§ **INPUT ROWS**:
* * * * * * * * *

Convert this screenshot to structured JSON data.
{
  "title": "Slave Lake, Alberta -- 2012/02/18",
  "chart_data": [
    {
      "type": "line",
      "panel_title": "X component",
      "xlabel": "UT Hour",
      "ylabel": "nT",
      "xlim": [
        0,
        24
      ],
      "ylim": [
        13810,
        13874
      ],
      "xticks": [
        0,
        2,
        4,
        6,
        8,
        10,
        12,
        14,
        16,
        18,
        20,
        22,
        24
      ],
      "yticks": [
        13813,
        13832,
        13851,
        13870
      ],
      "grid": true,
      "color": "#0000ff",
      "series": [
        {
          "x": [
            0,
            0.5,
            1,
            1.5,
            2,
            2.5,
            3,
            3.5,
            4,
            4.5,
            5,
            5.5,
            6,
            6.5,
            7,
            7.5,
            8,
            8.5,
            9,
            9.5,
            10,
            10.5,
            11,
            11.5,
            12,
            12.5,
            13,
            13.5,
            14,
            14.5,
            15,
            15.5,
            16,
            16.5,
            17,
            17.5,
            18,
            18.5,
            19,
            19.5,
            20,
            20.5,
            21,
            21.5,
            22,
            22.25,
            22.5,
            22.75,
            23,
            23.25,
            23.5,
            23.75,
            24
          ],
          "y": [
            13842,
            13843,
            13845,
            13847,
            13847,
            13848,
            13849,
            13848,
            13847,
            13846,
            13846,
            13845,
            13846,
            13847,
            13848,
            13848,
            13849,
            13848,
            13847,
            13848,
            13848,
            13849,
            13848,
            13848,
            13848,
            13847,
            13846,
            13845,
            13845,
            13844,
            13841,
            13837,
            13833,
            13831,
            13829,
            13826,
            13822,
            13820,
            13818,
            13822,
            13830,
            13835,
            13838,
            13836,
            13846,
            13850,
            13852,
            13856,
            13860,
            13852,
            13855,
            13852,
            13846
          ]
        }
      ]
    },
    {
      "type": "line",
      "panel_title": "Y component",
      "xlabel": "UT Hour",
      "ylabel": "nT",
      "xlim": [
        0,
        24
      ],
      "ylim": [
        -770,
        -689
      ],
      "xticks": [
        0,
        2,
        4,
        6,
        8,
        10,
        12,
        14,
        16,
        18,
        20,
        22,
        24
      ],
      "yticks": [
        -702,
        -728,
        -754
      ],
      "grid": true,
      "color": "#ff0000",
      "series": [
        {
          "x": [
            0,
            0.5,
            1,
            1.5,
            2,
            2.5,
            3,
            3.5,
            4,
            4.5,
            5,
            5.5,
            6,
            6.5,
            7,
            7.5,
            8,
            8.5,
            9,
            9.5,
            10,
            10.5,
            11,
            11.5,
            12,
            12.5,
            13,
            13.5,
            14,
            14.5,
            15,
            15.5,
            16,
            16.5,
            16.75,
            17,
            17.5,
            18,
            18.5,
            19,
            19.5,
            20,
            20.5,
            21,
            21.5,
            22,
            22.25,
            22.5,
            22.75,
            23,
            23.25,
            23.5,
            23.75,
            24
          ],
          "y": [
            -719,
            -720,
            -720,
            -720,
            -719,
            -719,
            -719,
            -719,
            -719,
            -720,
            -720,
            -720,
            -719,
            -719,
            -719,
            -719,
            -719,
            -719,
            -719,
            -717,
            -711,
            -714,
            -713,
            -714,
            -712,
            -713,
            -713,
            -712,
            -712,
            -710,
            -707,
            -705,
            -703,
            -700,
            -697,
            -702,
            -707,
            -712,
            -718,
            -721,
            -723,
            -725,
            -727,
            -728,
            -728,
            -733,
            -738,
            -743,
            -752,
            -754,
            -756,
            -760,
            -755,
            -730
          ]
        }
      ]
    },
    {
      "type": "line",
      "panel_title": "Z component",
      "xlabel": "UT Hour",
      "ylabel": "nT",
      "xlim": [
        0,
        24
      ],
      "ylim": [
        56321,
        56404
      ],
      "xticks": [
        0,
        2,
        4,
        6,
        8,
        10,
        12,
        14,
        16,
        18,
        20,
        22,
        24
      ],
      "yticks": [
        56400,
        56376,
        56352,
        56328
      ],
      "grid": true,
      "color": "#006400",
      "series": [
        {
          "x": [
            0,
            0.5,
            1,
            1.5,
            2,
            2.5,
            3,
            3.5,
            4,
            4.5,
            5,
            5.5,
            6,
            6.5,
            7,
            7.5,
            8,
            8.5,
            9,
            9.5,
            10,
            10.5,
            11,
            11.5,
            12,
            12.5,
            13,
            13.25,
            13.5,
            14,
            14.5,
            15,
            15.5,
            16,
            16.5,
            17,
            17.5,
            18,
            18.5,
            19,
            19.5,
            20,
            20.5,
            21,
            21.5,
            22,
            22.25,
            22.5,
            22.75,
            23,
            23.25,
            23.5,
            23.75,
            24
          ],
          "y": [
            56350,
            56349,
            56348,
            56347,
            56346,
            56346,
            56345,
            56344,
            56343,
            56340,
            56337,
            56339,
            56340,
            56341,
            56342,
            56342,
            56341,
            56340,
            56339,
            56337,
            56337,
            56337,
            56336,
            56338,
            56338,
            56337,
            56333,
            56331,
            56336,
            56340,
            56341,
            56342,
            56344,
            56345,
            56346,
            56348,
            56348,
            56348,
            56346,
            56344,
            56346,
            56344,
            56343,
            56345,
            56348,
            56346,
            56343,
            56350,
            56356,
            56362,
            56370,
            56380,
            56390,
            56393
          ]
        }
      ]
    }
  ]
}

* * * * * * * * *

§ **TASK STATEMENT**: Quote all the records. Keep every word exact.

§ **ANSWER TO THIS PROBLEM**:
Convert this screenshot to structured JSON data.
{
  "title": "Slave Lake, Alberta -- 2012/02/18",
  "chart_data": [
    {
      "type": "line",
      "panel_title": "X component",
      "xlabel": "UT Hour",
      "ylabel": "nT",
      "xlim": [
        0,
        24
      ],
      "ylim": [
        13810,
        13874
      ],
      "xticks": [
        0,
        2,
        4,
        6,
        8,
        10,
        12,
        14,
        16,
        18,
        20,
        22,
        24
      ],
      "yticks": [
        13813,
        13832,
        13851,
        13870
      ],
      "grid": true,
      "color": "#0000ff",
      "series": [
        {
          "x": [
            0,
            0.5,
            1,
            1.5,
            2,
            2.5,
            3,
            3.5,
            4,
            4.5,
            5,
            5.5,
            6,
            6.5,
            7,
            7.5,
            8,
            8.5,
            9,
            9.5,
            10,
            10.5,
            11,
            11.5,
            12,
            12.5,
            13,
            13.5,
            14,
            14.5,
            15,
            15.5,
            16,
            16.5,
            17,
            17.5,
            18,
            18.5,
            19,
            19.5,
            20,
            20.5,
            21,
            21.5,
            22,
            22.25,
            22.5,
            22.75,
            23,
            23.25,
            23.5,
            23.75,
            24
          ],
          "y": [
            13842,
            13843,
            13845,
            13847,
            13847,
            13848,
            13849,
            13848,
            13847,
            13846,
            13846,
            13845,
            13846,
            13847,
            13848,
            13848,
            13849,
            13848,
            13847,
            13848,
            13848,
            13849,
            13848,
            13848,
            13848,
            13847,
            13846,
            13845,
            13845,
            13844,
            13841,
            13837,
            13833,
            13831,
            13829,
            13826,
            13822,
            13820,
            13818,
            13822,
            13830,
            13835,
            13838,
            13836,
            13846,
            13850,
            13852,
            13856,
            13860,
            13852,
            13855,
            13852,
            13846
          ]
        }
      ]
    },
    {
      "type": "line",
      "panel_title": "Y component",
      "xlabel": "UT Hour",
      "ylabel": "nT",
      "xlim": [
        0,
        24
      ],
      "ylim": [
        -770,
        -689
      ],
      "xticks": [
        0,
        2,
        4,
        6,
        8,
        10,
        12,
        14,
        16,
        18,
        20,
        22,
        24
      ],
      "yticks": [
        -702,
        -728,
        -754
      ],
      "grid": true,
      "color": "#ff0000",
      "series": [
        {
          "x": [
            0,
            0.5,
            1,
            1.5,
            2,
            2.5,
            3,
            3.5,
            4,
            4.5,
            5,
            5.5,
            6,
            6.5,
            7,
            7.5,
            8,
            8.5,
            9,
            9.5,
            10,
            10.5,
            11,
            11.5,
            12,
            12.5,
            13,
            13.5,
            14,
            14.5,
            15,
            15.5,
            16,
            16.5,
            16.75,
            17,
            17.5,
            18,
            18.5,
            19,
            19.5,
            20,
            20.5,
            21,
            21.5,
            22,
            22.25,
            22.5,
            22.75,
            23,
            23.25,
            23.5,
            23.75,
            24
          ],
          "y": [
            -719,
            -720,
            -720,
            -720,
            -719,
            -719,
            -719,
            -719,
            -719,
            -720,
            -720,
            -720,
            -719,
            -719,
            -719,
            -719,
            -719,
            -719,
            -719,
            -717,
            -711,
            -714,
            -713,
            -714,
            -712,
            -713,
            -713,
            -712,
            -712,
            -710,
            -707,
            -705,
            -703,
            -700,
            -697,
            -702,
            -707,
            -712,
            -718,
            -721,
            -723,
            -725,
            -727,
            -728,
            -728,
            -733,
            -738,
            -743,
            -752,
            -754,
            -756,
            -760,
            -755,
            -730
          ]
        }
      ]
    },
    {
      "type": "line",
      "panel_title": "Z component",
      "xlabel": "UT Hour",
      "ylabel": "nT",
      "xlim": [
        0,
        24
      ],
      "ylim": [
        56321,
        56404
      ],
      "xticks": [
        0,
        2,
        4,
        6,
        8,
        10,
        12,
        14,
        16,
        18,
        20,
        22,
        24
      ],
      "yticks": [
        56400,
        56376,
        56352,
        56328
      ],
      "grid": true,
      "color": "#006400",
      "series": [
        {
          "x": [
            0,
            0.5,
            1,
            1.5,
            2,
            2.5,
            3,
            3.5,
            4,
            4.5,
            5,
            5.5,
            6,
            6.5,
            7,
            7.5,
            8,
            8.5,
            9,
            9.5,
            10,
            10.5,
            11,
            11.5,
            12,
            12.5,
            13,
            13.25,
            13.5,
            14,
            14.5,
            15,
            15.5,
            16,
            16.5,
            17,
            17.5,
            18,
            18.5,
            19,
            19.5,
            20,
            20.5,
            21,
            21.5,
            22,
            22.25,
            22.5,
            22.75,
            23,
            23.25,
            23.5,
            23.75,
            24
          ],
          "y": [
            56350,
            56349,
            56348,
            56347,
            56346,
            56346,
            56345,
            56344,
            56343,
            56340,
            56337,
            56339,
            56340,
            56341,
            56342,
            56342,
            56341,
            56340,
            56339,
            56337,
            56337,
            56337,
            56336,
            56338,
            56338,
            56337,
            56333,
            56331,
            56336,
            56340,
            56341,
            56342,
            56344,
            56345,
            56346,
            56348,
            56348,
            56348,
            56346,
            56344,
            56346,
            56344,
            56343,
            56345,
            56348,
            56346,
            56343,
            56350,
            56356,
            56362,
            56370,
            56380,
            56390,
            56393
          ]
        }
      ]
    }
  ]
}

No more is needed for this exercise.